__Exercise__: The entries below contain pictures. Retype everything except those pictures, exactly as given.

__Extracted data entries__:
= = =
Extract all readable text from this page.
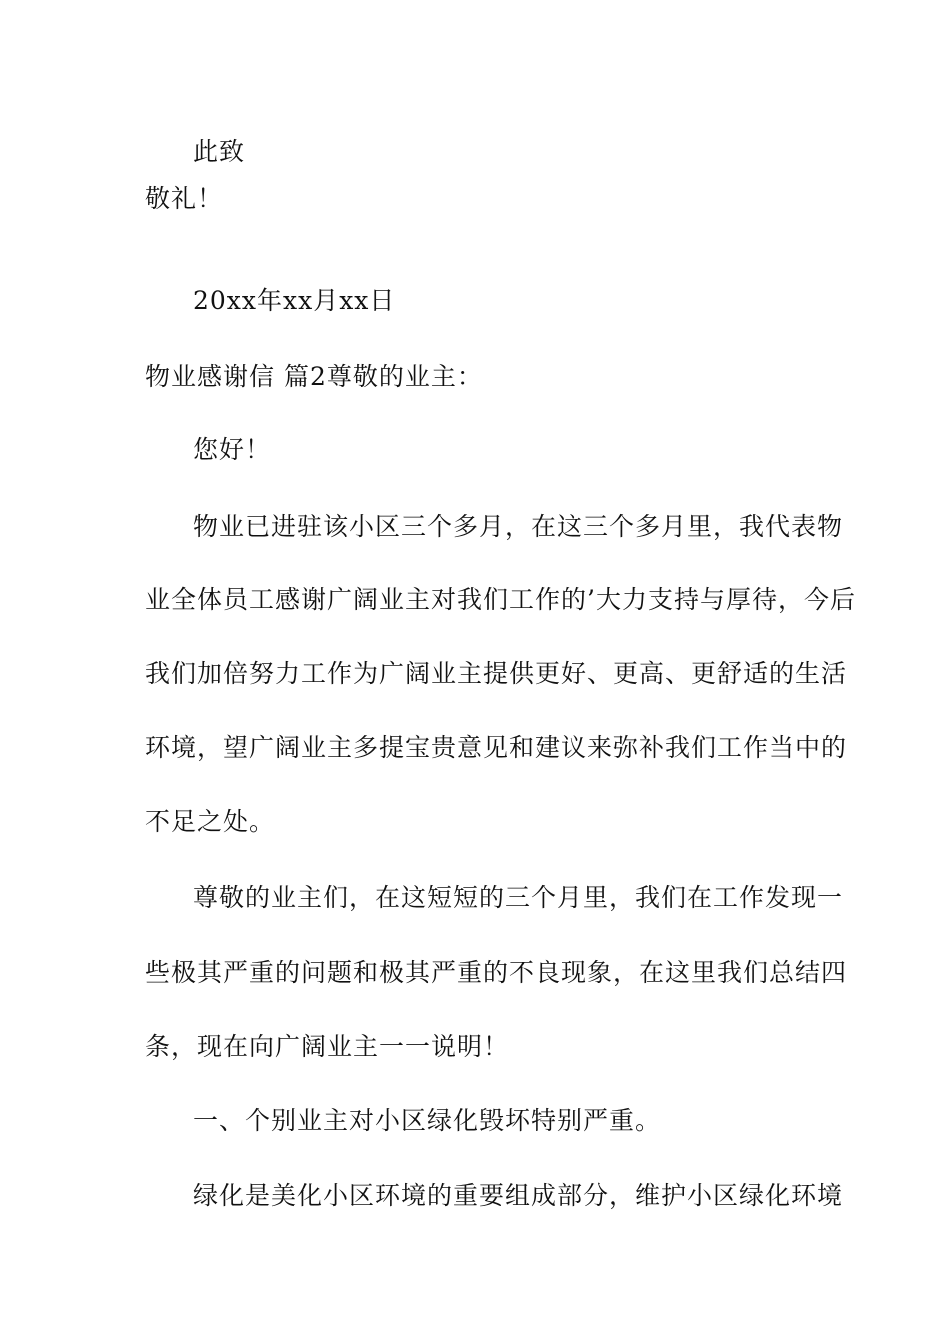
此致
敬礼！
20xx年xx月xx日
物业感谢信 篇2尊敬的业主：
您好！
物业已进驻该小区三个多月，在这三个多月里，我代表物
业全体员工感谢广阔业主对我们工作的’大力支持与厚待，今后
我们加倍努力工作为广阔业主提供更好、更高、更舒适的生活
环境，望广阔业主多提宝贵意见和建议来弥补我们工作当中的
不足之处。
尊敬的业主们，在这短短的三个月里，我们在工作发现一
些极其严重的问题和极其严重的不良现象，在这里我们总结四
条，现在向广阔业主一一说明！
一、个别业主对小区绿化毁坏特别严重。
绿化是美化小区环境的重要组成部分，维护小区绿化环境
= = =
__Finished answer__:
Extract all readable text from this page.
此致
敬礼！
20xx年xx月xx日
物业感谢信 篇2尊敬的业主：
您好！
物业已进驻该小区三个多月，在这三个多月里，我代表物
业全体员工感谢广阔业主对我们工作的’大力支持与厚待，今后
我们加倍努力工作为广阔业主提供更好、更高、更舒适的生活
环境，望广阔业主多提宝贵意见和建议来弥补我们工作当中的
不足之处。
尊敬的业主们，在这短短的三个月里，我们在工作发现一
些极其严重的问题和极其严重的不良现象，在这里我们总结四
条，现在向广阔业主一一说明！
一、个别业主对小区绿化毁坏特别严重。
绿化是美化小区环境的重要组成部分，维护小区绿化环境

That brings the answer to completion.